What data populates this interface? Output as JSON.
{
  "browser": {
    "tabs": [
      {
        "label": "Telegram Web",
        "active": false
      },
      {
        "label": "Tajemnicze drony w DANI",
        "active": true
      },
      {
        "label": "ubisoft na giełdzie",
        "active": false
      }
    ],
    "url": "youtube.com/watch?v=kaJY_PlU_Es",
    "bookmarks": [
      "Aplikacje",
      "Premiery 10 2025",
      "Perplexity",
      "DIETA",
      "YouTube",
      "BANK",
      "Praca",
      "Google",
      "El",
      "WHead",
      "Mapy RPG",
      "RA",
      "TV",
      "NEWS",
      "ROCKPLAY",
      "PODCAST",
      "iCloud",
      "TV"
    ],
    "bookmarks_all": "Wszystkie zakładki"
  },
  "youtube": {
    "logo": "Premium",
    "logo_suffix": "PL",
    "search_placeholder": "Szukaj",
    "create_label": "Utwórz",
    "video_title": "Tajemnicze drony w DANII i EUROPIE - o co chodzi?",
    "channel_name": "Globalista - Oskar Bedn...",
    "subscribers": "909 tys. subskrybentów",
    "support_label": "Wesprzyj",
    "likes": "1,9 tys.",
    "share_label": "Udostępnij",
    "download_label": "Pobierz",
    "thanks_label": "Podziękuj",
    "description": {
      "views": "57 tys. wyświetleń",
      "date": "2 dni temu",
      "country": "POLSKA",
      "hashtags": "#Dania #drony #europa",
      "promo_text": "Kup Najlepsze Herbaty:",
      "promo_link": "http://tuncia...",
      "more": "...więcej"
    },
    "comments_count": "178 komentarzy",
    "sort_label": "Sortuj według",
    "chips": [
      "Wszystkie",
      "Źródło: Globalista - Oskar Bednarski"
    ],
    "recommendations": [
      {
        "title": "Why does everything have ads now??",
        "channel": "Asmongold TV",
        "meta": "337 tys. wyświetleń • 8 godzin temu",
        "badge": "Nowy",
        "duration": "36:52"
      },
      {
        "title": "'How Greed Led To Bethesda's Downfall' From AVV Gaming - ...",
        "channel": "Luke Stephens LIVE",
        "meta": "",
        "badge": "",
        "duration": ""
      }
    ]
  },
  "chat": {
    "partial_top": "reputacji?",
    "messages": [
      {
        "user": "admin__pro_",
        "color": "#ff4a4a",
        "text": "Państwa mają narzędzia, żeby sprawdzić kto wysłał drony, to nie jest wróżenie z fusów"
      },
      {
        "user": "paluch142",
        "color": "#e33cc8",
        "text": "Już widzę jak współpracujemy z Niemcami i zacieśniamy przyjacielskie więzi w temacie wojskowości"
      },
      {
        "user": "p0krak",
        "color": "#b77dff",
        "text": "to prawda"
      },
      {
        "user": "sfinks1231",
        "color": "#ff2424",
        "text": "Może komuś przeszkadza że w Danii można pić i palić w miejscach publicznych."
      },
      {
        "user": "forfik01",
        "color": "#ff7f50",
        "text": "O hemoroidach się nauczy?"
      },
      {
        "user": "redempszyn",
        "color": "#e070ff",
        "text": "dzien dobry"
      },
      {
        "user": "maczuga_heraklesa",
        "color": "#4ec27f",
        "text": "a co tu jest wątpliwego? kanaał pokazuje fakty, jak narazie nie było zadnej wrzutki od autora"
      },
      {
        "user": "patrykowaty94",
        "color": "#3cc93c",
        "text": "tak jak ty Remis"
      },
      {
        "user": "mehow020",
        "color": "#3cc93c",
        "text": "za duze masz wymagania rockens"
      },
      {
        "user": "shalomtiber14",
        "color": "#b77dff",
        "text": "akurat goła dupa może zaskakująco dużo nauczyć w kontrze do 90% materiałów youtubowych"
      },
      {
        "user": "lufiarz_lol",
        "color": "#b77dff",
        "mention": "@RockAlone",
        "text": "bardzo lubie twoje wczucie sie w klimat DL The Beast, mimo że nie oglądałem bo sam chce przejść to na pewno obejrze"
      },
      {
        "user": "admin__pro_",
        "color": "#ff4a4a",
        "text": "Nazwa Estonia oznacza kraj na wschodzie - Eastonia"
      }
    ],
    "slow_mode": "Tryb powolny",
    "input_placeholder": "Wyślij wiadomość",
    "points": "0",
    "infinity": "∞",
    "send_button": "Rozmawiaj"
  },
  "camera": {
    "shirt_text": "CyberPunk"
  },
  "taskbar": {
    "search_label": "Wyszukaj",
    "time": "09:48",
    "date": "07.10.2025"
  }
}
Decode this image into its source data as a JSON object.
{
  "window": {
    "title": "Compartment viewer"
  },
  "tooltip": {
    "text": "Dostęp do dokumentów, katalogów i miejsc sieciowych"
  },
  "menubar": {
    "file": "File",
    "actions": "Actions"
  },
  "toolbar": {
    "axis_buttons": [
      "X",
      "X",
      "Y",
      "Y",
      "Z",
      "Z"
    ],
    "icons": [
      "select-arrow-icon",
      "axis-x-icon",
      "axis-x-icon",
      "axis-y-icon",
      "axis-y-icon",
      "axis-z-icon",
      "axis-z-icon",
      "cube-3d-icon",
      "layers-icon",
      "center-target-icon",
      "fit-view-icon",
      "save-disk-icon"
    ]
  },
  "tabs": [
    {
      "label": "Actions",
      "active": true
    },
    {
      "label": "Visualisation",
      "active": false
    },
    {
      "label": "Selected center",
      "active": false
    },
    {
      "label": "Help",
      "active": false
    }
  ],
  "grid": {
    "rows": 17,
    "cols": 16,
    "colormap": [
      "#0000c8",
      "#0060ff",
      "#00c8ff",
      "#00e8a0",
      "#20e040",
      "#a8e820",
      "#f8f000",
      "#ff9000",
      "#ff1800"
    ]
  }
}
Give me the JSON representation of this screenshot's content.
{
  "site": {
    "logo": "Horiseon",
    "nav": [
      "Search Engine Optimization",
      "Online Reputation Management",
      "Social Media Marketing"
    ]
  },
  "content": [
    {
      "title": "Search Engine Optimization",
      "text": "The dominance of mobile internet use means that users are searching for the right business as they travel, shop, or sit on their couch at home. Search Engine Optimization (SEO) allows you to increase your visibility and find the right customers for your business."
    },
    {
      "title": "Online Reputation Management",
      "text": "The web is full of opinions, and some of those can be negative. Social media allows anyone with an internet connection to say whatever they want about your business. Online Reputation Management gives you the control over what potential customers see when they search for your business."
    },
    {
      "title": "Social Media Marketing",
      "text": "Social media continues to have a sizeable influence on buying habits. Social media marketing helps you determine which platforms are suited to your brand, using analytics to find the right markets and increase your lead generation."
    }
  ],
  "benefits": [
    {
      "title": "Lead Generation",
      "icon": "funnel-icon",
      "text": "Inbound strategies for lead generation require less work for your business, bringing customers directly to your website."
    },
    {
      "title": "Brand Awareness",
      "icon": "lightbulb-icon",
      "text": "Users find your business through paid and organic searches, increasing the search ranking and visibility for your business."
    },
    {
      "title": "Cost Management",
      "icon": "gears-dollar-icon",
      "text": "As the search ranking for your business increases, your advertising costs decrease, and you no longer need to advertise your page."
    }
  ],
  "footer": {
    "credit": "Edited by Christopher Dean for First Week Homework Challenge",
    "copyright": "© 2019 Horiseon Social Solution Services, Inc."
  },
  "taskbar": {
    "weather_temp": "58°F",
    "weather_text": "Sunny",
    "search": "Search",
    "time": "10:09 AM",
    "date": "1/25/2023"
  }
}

+++++

* Stated problem *
In the records above, collect each line with "data".

* Result of the exercise *
What data populates this interface? Output as JSON.
Decode this image into its source data as a JSON object.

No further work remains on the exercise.